| Dataset entries |
================
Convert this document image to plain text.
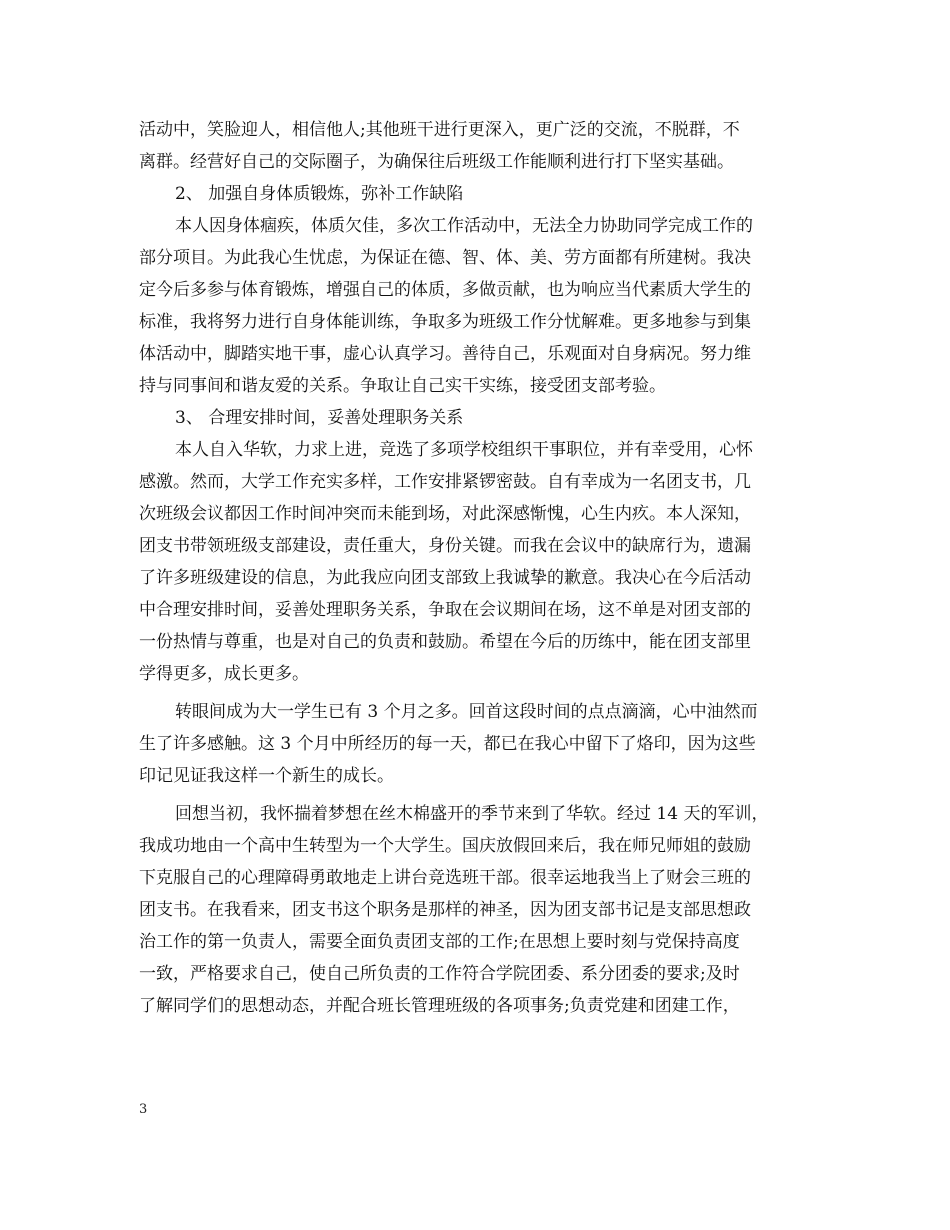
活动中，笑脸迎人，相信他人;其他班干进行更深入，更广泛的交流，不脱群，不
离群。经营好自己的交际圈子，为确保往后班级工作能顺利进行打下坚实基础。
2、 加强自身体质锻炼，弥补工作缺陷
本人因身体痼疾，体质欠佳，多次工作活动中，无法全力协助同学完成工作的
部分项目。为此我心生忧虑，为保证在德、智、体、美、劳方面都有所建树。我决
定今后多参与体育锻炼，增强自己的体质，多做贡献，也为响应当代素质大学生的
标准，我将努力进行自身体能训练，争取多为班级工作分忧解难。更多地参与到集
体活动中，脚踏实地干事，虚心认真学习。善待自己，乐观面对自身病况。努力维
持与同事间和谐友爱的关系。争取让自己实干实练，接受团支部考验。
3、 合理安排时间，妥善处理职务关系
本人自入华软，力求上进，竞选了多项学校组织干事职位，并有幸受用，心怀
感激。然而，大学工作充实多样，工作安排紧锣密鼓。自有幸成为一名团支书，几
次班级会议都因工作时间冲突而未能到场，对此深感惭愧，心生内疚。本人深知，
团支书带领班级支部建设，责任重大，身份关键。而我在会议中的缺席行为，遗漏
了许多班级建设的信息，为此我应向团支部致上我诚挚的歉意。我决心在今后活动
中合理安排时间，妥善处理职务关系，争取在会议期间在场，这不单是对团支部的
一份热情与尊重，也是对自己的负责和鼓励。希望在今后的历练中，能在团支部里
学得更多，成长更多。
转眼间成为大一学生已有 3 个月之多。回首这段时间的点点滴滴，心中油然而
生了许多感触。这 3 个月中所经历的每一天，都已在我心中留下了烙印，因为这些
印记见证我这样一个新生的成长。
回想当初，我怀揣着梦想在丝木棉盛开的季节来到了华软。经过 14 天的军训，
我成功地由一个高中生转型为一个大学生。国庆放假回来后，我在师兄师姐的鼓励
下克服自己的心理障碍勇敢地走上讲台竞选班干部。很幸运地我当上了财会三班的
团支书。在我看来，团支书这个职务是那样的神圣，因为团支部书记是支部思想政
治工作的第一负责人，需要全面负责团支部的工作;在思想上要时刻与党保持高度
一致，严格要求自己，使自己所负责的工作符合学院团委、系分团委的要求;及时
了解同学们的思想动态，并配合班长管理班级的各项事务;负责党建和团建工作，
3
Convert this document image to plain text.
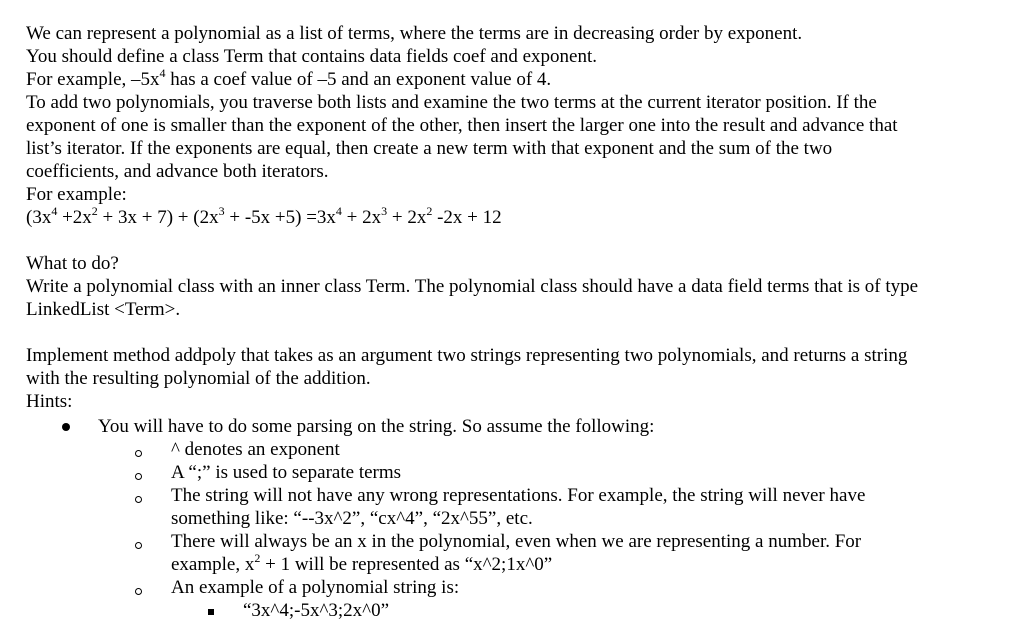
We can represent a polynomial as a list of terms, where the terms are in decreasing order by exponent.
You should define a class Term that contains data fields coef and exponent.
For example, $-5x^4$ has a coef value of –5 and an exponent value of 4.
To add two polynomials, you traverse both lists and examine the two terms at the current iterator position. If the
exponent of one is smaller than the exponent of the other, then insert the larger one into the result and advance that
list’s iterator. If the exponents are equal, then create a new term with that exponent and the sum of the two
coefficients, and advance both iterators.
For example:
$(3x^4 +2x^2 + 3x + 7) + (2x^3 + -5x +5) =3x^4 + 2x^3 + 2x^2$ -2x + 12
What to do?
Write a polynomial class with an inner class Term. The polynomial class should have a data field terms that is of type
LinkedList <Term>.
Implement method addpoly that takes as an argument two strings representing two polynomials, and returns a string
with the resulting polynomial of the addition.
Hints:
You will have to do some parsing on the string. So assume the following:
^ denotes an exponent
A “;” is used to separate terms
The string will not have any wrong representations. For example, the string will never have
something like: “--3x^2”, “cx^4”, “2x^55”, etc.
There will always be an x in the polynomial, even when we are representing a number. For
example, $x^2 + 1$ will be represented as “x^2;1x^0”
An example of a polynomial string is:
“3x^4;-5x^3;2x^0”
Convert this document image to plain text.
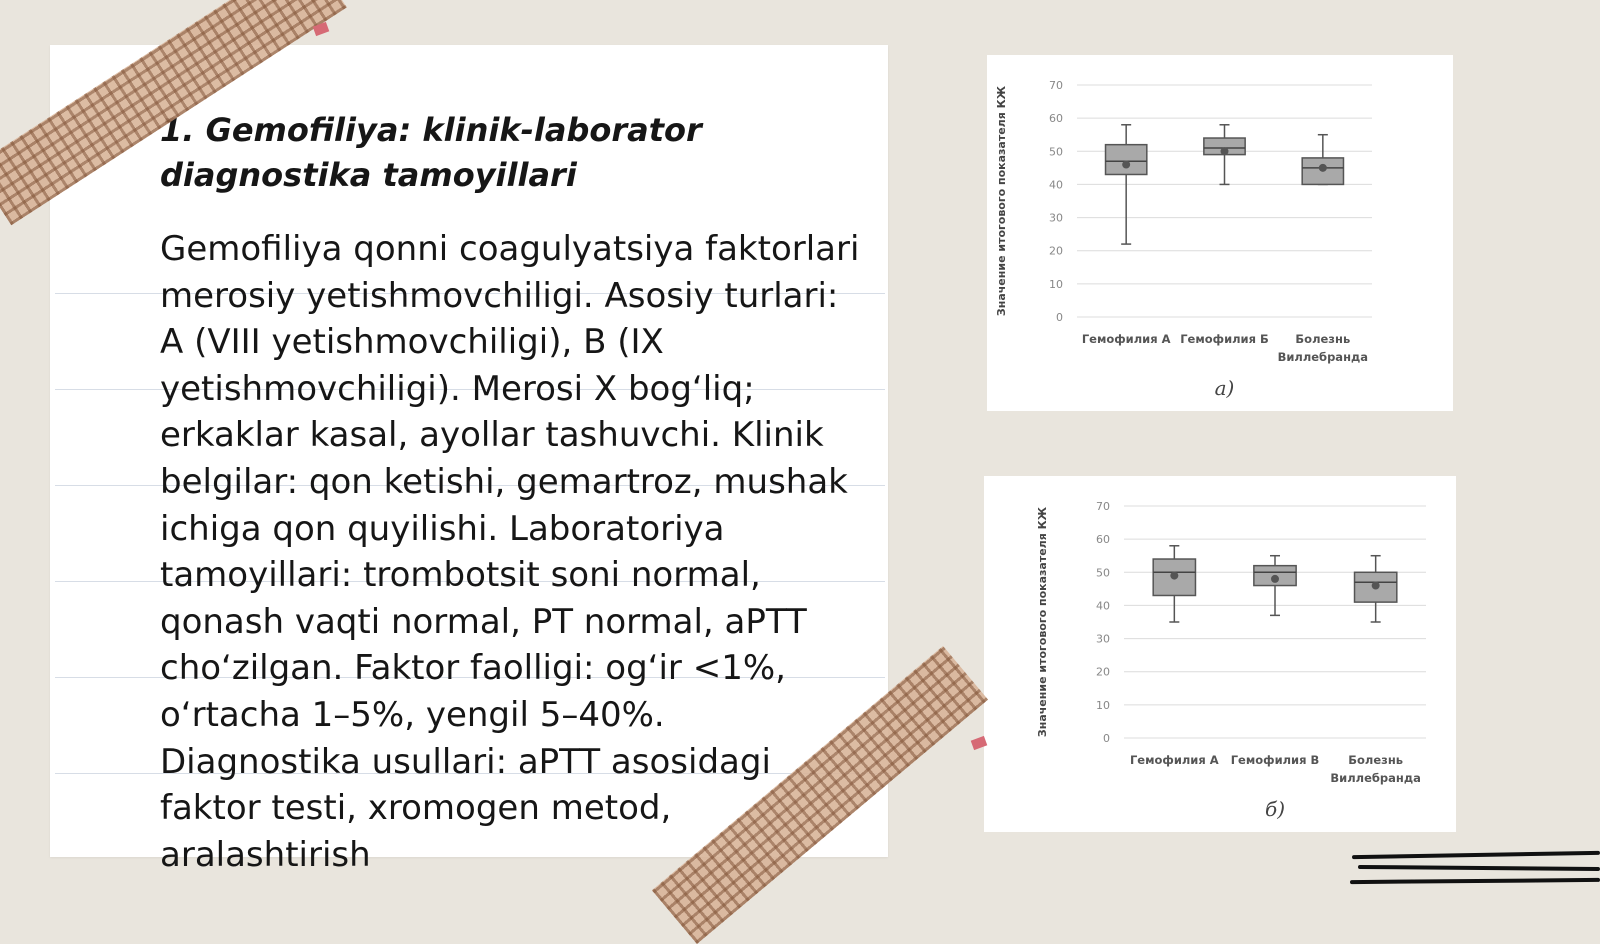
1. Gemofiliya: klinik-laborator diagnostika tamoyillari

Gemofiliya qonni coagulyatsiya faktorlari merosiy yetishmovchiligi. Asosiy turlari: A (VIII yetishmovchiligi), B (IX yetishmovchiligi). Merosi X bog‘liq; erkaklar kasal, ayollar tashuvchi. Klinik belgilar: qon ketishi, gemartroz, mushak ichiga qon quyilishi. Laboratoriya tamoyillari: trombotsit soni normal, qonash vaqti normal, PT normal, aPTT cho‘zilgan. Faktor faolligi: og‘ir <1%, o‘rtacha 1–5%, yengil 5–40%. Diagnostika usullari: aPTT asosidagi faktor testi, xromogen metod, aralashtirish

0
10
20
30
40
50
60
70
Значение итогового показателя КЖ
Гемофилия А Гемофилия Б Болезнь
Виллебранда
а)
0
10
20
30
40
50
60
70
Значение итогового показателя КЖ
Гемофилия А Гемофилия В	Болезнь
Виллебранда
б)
================
| TASK TO COMPLETE |
What is the number of lines in the records that contain the word "then"? Answer with the number and nothing else.

| RESULT FOR THIS TASK |
2